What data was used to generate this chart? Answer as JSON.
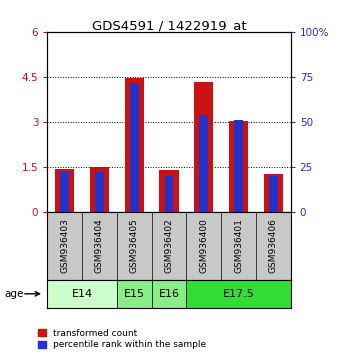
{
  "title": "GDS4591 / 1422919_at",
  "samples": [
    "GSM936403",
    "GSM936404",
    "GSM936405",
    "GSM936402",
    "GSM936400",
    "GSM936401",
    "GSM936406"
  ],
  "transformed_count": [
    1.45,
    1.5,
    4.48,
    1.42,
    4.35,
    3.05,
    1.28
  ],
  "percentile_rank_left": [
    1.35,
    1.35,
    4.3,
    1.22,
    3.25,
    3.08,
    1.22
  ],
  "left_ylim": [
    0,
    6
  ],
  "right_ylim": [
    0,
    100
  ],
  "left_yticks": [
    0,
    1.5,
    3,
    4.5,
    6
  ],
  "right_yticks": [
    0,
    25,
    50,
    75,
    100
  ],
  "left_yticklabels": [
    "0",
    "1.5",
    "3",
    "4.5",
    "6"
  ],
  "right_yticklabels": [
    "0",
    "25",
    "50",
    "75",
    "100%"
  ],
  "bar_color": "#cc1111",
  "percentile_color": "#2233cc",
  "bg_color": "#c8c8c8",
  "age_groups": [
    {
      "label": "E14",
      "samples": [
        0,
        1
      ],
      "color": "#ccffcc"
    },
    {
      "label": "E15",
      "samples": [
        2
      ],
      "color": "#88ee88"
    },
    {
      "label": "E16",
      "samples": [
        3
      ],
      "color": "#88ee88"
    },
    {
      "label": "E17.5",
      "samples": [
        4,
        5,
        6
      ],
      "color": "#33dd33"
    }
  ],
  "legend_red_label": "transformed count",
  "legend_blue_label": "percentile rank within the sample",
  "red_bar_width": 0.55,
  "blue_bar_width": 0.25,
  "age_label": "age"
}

··········

Task:
Copy all of the entries verbatim, leaving out any pictures they contain.

The output:
What data was used to generate this chart? Answer as JSON.
{
  "title": "GDS4591 / 1422919_at",
  "samples": [
    "GSM936403",
    "GSM936404",
    "GSM936405",
    "GSM936402",
    "GSM936400",
    "GSM936401",
    "GSM936406"
  ],
  "transformed_count": [
    1.45,
    1.5,
    4.48,
    1.42,
    4.35,
    3.05,
    1.28
  ],
  "percentile_rank_left": [
    1.35,
    1.35,
    4.3,
    1.22,
    3.25,
    3.08,
    1.22
  ],
  "left_ylim": [
    0,
    6
  ],
  "right_ylim": [
    0,
    100
  ],
  "left_yticks": [
    0,
    1.5,
    3,
    4.5,
    6
  ],
  "right_yticks": [
    0,
    25,
    50,
    75,
    100
  ],
  "left_yticklabels": [
    "0",
    "1.5",
    "3",
    "4.5",
    "6"
  ],
  "right_yticklabels": [
    "0",
    "25",
    "50",
    "75",
    "100%"
  ],
  "bar_color": "#cc1111",
  "percentile_color": "#2233cc",
  "bg_color": "#c8c8c8",
  "age_groups": [
    {
      "label": "E14",
      "samples": [
        0,
        1
      ],
      "color": "#ccffcc"
    },
    {
      "label": "E15",
      "samples": [
        2
      ],
      "color": "#88ee88"
    },
    {
      "label": "E16",
      "samples": [
        3
      ],
      "color": "#88ee88"
    },
    {
      "label": "E17.5",
      "samples": [
        4,
        5,
        6
      ],
      "color": "#33dd33"
    }
  ],
  "legend_red_label": "transformed count",
  "legend_blue_label": "percentile rank within the sample",
  "red_bar_width": 0.55,
  "blue_bar_width": 0.25,
  "age_label": "age"
}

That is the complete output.